### Input for this task
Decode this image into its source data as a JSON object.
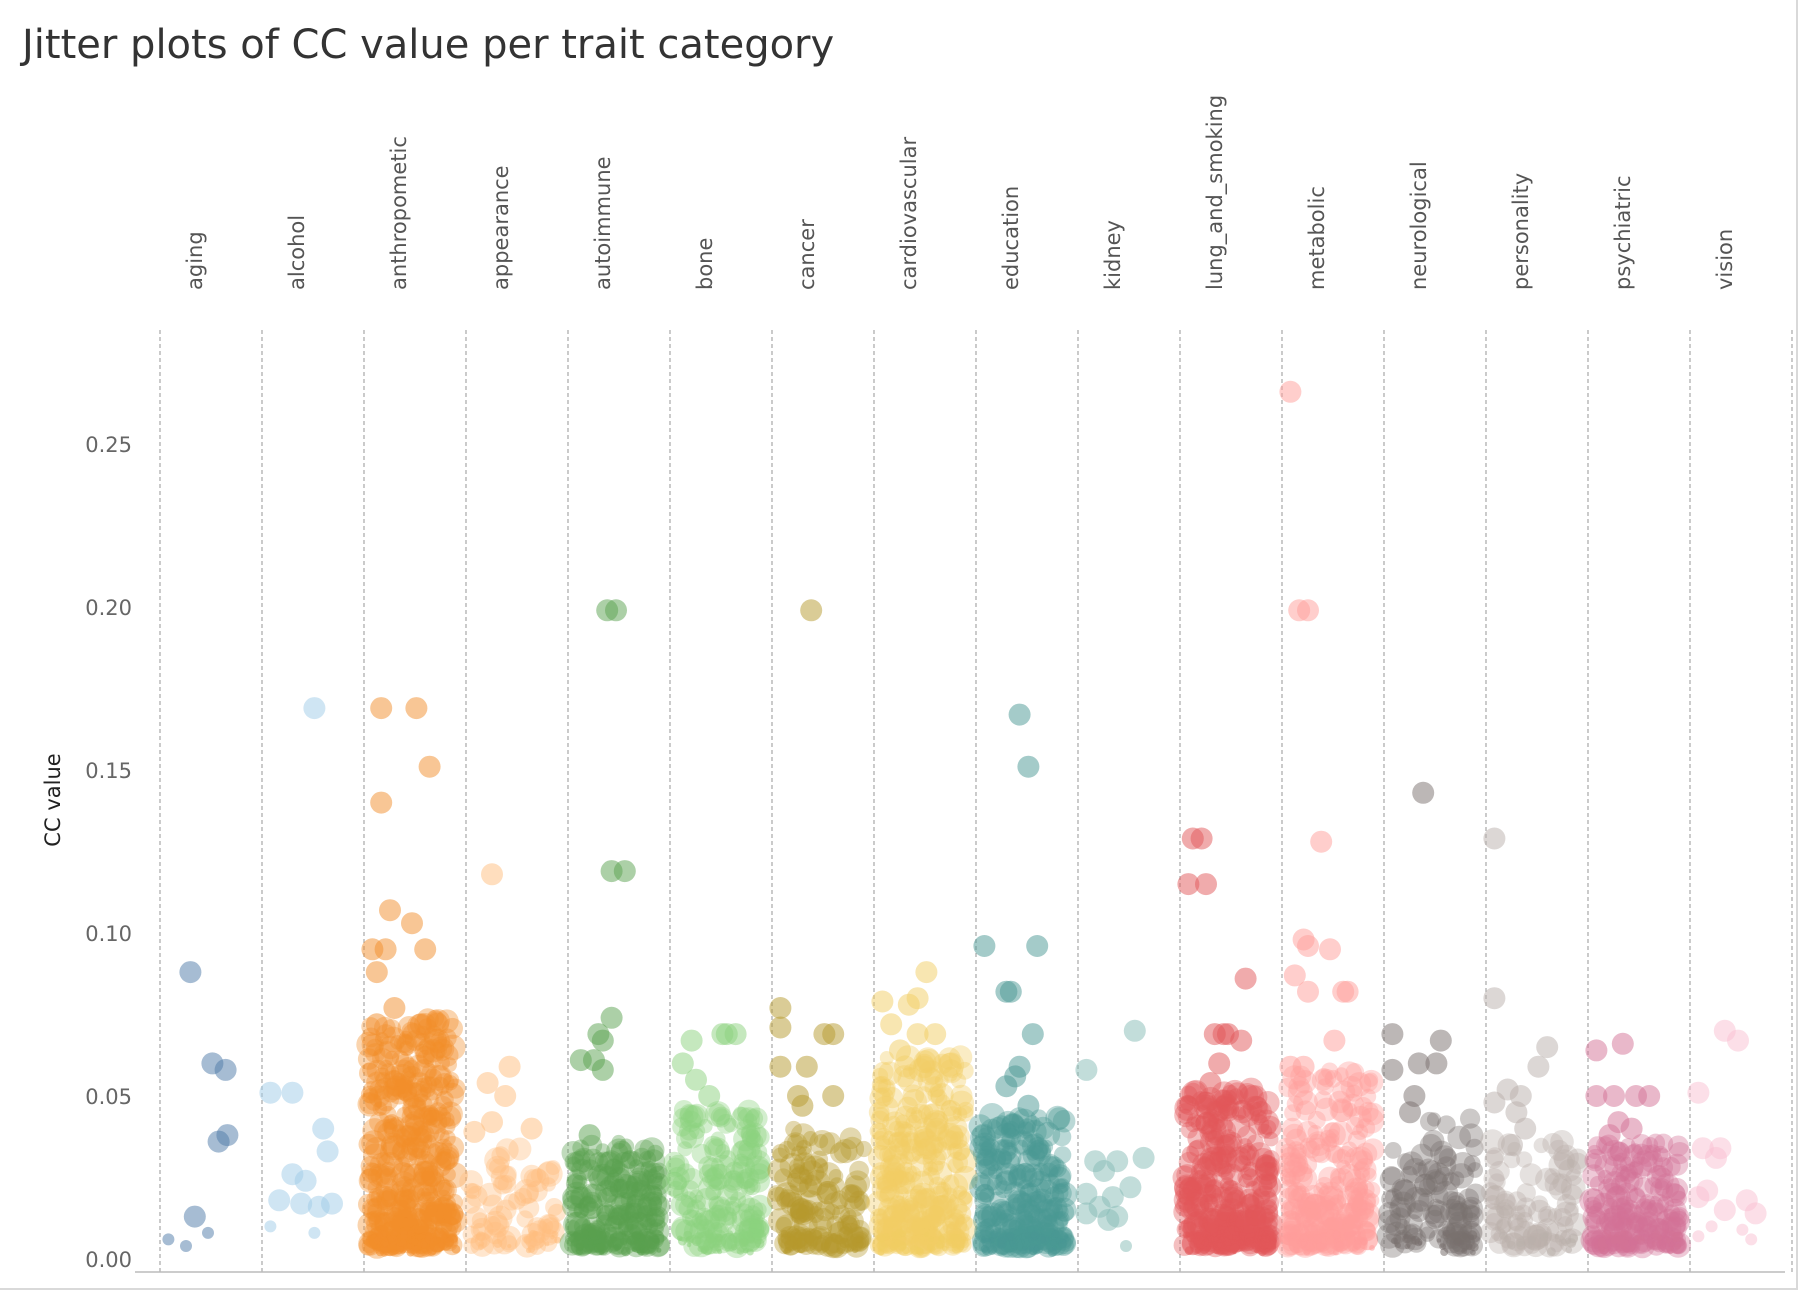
{
  "chart_data": {
    "type": "scatter",
    "title": "Jitter plots of CC value per trait category",
    "ylabel": "CC value",
    "xlabel": "",
    "ylim": [
      0,
      0.28
    ],
    "yticks": [
      0.0,
      0.05,
      0.1,
      0.15,
      0.2,
      0.25
    ],
    "ytick_labels": [
      "0.00",
      "0.05",
      "0.10",
      "0.15",
      "0.20",
      "0.25"
    ],
    "grid": false,
    "legend": "none",
    "categories": [
      "aging",
      "alcohol",
      "anthropometic",
      "appearance",
      "autoimmune",
      "bone",
      "cancer",
      "cardiovascular",
      "education",
      "kidney",
      "lung_and_smoking",
      "metabolic",
      "neurological",
      "personality",
      "psychiatric",
      "vision"
    ],
    "colors": [
      "#4e79a7",
      "#a0cbe8",
      "#f28e2b",
      "#ffbe7d",
      "#59a14f",
      "#8cd17d",
      "#b6992d",
      "#f1ce63",
      "#499894",
      "#86bcb6",
      "#e15759",
      "#ff9d9a",
      "#79706e",
      "#bab0ac",
      "#d37295",
      "#fabfd2"
    ],
    "series": [
      {
        "category": "aging",
        "points": [
          [
            0.3,
            0.088
          ],
          [
            0.55,
            0.06
          ],
          [
            0.7,
            0.058
          ],
          [
            0.72,
            0.038
          ],
          [
            0.62,
            0.036
          ],
          [
            0.35,
            0.013
          ],
          [
            0.5,
            0.008
          ],
          [
            0.05,
            0.006
          ],
          [
            0.25,
            0.004
          ]
        ],
        "density": {
          "count": 0,
          "low": 0.0,
          "high": 0.0
        }
      },
      {
        "category": "alcohol",
        "points": [
          [
            0.55,
            0.169
          ],
          [
            0.05,
            0.051
          ],
          [
            0.3,
            0.051
          ],
          [
            0.65,
            0.04
          ],
          [
            0.7,
            0.033
          ],
          [
            0.3,
            0.026
          ],
          [
            0.45,
            0.024
          ],
          [
            0.15,
            0.018
          ],
          [
            0.4,
            0.017
          ],
          [
            0.6,
            0.016
          ],
          [
            0.75,
            0.017
          ],
          [
            0.05,
            0.01
          ],
          [
            0.55,
            0.008
          ]
        ],
        "density": {
          "count": 0,
          "low": 0.0,
          "high": 0.0
        }
      },
      {
        "category": "anthropometic",
        "points": [
          [
            0.15,
            0.169
          ],
          [
            0.55,
            0.169
          ],
          [
            0.7,
            0.151
          ],
          [
            0.15,
            0.14
          ],
          [
            0.25,
            0.107
          ],
          [
            0.5,
            0.103
          ],
          [
            0.05,
            0.095
          ],
          [
            0.2,
            0.095
          ],
          [
            0.65,
            0.095
          ],
          [
            0.1,
            0.088
          ],
          [
            0.3,
            0.077
          ],
          [
            0.6,
            0.072
          ],
          [
            0.1,
            0.072
          ]
        ],
        "density": {
          "count": 420,
          "low": 0.004,
          "high": 0.074
        }
      },
      {
        "category": "appearance",
        "points": [
          [
            0.25,
            0.118
          ],
          [
            0.45,
            0.059
          ],
          [
            0.2,
            0.054
          ],
          [
            0.4,
            0.05
          ],
          [
            0.05,
            0.039
          ],
          [
            0.7,
            0.04
          ],
          [
            0.25,
            0.042
          ]
        ],
        "density": {
          "count": 70,
          "low": 0.004,
          "high": 0.034
        }
      },
      {
        "category": "autoimmune",
        "points": [
          [
            0.4,
            0.199
          ],
          [
            0.5,
            0.199
          ],
          [
            0.45,
            0.119
          ],
          [
            0.6,
            0.119
          ],
          [
            0.45,
            0.074
          ],
          [
            0.3,
            0.069
          ],
          [
            0.35,
            0.067
          ],
          [
            0.1,
            0.061
          ],
          [
            0.25,
            0.061
          ],
          [
            0.35,
            0.058
          ],
          [
            0.2,
            0.038
          ]
        ],
        "density": {
          "count": 200,
          "low": 0.004,
          "high": 0.036
        }
      },
      {
        "category": "bone",
        "points": [
          [
            0.55,
            0.069
          ],
          [
            0.6,
            0.069
          ],
          [
            0.7,
            0.069
          ],
          [
            0.2,
            0.067
          ],
          [
            0.1,
            0.06
          ],
          [
            0.25,
            0.055
          ],
          [
            0.4,
            0.05
          ]
        ],
        "density": {
          "count": 170,
          "low": 0.004,
          "high": 0.046
        }
      },
      {
        "category": "cancer",
        "points": [
          [
            0.4,
            0.199
          ],
          [
            0.05,
            0.077
          ],
          [
            0.05,
            0.071
          ],
          [
            0.55,
            0.069
          ],
          [
            0.65,
            0.069
          ],
          [
            0.05,
            0.059
          ],
          [
            0.35,
            0.059
          ],
          [
            0.25,
            0.05
          ],
          [
            0.65,
            0.05
          ],
          [
            0.3,
            0.047
          ]
        ],
        "density": {
          "count": 130,
          "low": 0.004,
          "high": 0.04
        }
      },
      {
        "category": "cardiovascular",
        "points": [
          [
            0.55,
            0.088
          ],
          [
            0.05,
            0.079
          ],
          [
            0.35,
            0.078
          ],
          [
            0.45,
            0.08
          ],
          [
            0.15,
            0.072
          ],
          [
            0.45,
            0.069
          ],
          [
            0.65,
            0.069
          ],
          [
            0.25,
            0.064
          ]
        ],
        "density": {
          "count": 300,
          "low": 0.004,
          "high": 0.062
        }
      },
      {
        "category": "education",
        "points": [
          [
            0.45,
            0.167
          ],
          [
            0.55,
            0.151
          ],
          [
            0.05,
            0.096
          ],
          [
            0.65,
            0.096
          ],
          [
            0.3,
            0.082
          ],
          [
            0.35,
            0.082
          ],
          [
            0.6,
            0.069
          ],
          [
            0.45,
            0.059
          ],
          [
            0.4,
            0.056
          ],
          [
            0.3,
            0.053
          ],
          [
            0.55,
            0.047
          ]
        ],
        "density": {
          "count": 240,
          "low": 0.004,
          "high": 0.044
        }
      },
      {
        "category": "kidney",
        "points": [
          [
            0.6,
            0.07
          ],
          [
            0.05,
            0.058
          ],
          [
            0.7,
            0.031
          ],
          [
            0.4,
            0.03
          ],
          [
            0.15,
            0.03
          ],
          [
            0.25,
            0.027
          ],
          [
            0.55,
            0.022
          ],
          [
            0.05,
            0.02
          ],
          [
            0.35,
            0.019
          ],
          [
            0.2,
            0.016
          ],
          [
            0.4,
            0.013
          ],
          [
            0.05,
            0.014
          ],
          [
            0.3,
            0.012
          ],
          [
            0.5,
            0.004
          ]
        ],
        "density": {
          "count": 0,
          "low": 0.0,
          "high": 0.0
        }
      },
      {
        "category": "lung_and_smoking",
        "points": [
          [
            0.1,
            0.129
          ],
          [
            0.2,
            0.129
          ],
          [
            0.05,
            0.115
          ],
          [
            0.25,
            0.115
          ],
          [
            0.7,
            0.086
          ],
          [
            0.35,
            0.069
          ],
          [
            0.45,
            0.069
          ],
          [
            0.5,
            0.069
          ],
          [
            0.65,
            0.067
          ],
          [
            0.4,
            0.06
          ],
          [
            0.3,
            0.054
          ],
          [
            0.25,
            0.048
          ]
        ],
        "density": {
          "count": 330,
          "low": 0.004,
          "high": 0.052
        }
      },
      {
        "category": "metabolic",
        "points": [
          [
            0.05,
            0.266
          ],
          [
            0.15,
            0.199
          ],
          [
            0.25,
            0.199
          ],
          [
            0.4,
            0.128
          ],
          [
            0.2,
            0.098
          ],
          [
            0.25,
            0.096
          ],
          [
            0.5,
            0.095
          ],
          [
            0.1,
            0.087
          ],
          [
            0.25,
            0.082
          ],
          [
            0.65,
            0.082
          ],
          [
            0.7,
            0.082
          ],
          [
            0.55,
            0.067
          ],
          [
            0.05,
            0.059
          ],
          [
            0.2,
            0.059
          ]
        ],
        "density": {
          "count": 260,
          "low": 0.004,
          "high": 0.058
        }
      },
      {
        "category": "neurological",
        "points": [
          [
            0.4,
            0.143
          ],
          [
            0.05,
            0.069
          ],
          [
            0.6,
            0.067
          ],
          [
            0.05,
            0.058
          ],
          [
            0.35,
            0.06
          ],
          [
            0.55,
            0.06
          ],
          [
            0.3,
            0.05
          ],
          [
            0.25,
            0.045
          ]
        ],
        "density": {
          "count": 110,
          "low": 0.004,
          "high": 0.044
        }
      },
      {
        "category": "personality",
        "points": [
          [
            0.05,
            0.129
          ],
          [
            0.05,
            0.08
          ],
          [
            0.65,
            0.065
          ],
          [
            0.55,
            0.059
          ],
          [
            0.2,
            0.052
          ],
          [
            0.35,
            0.05
          ],
          [
            0.05,
            0.048
          ],
          [
            0.3,
            0.045
          ],
          [
            0.4,
            0.04
          ],
          [
            0.25,
            0.035
          ]
        ],
        "density": {
          "count": 90,
          "low": 0.004,
          "high": 0.036
        }
      },
      {
        "category": "psychiatric",
        "points": [
          [
            0.35,
            0.066
          ],
          [
            0.05,
            0.064
          ],
          [
            0.05,
            0.05
          ],
          [
            0.25,
            0.05
          ],
          [
            0.5,
            0.05
          ],
          [
            0.65,
            0.05
          ],
          [
            0.3,
            0.042
          ],
          [
            0.45,
            0.04
          ],
          [
            0.2,
            0.038
          ]
        ],
        "density": {
          "count": 180,
          "low": 0.004,
          "high": 0.036
        }
      },
      {
        "category": "vision",
        "points": [
          [
            0.35,
            0.07
          ],
          [
            0.5,
            0.067
          ],
          [
            0.05,
            0.051
          ],
          [
            0.1,
            0.034
          ],
          [
            0.25,
            0.031
          ],
          [
            0.3,
            0.034
          ],
          [
            0.15,
            0.021
          ],
          [
            0.05,
            0.019
          ],
          [
            0.35,
            0.015
          ],
          [
            0.6,
            0.018
          ],
          [
            0.7,
            0.014
          ],
          [
            0.2,
            0.01
          ],
          [
            0.55,
            0.009
          ],
          [
            0.05,
            0.007
          ],
          [
            0.65,
            0.006
          ]
        ],
        "density": {
          "count": 0,
          "low": 0.0,
          "high": 0.0
        }
      }
    ]
  }
}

### Brief
Of all the lines in the listing above, how many include "neurological"? Write only the number.

### Output for this task
2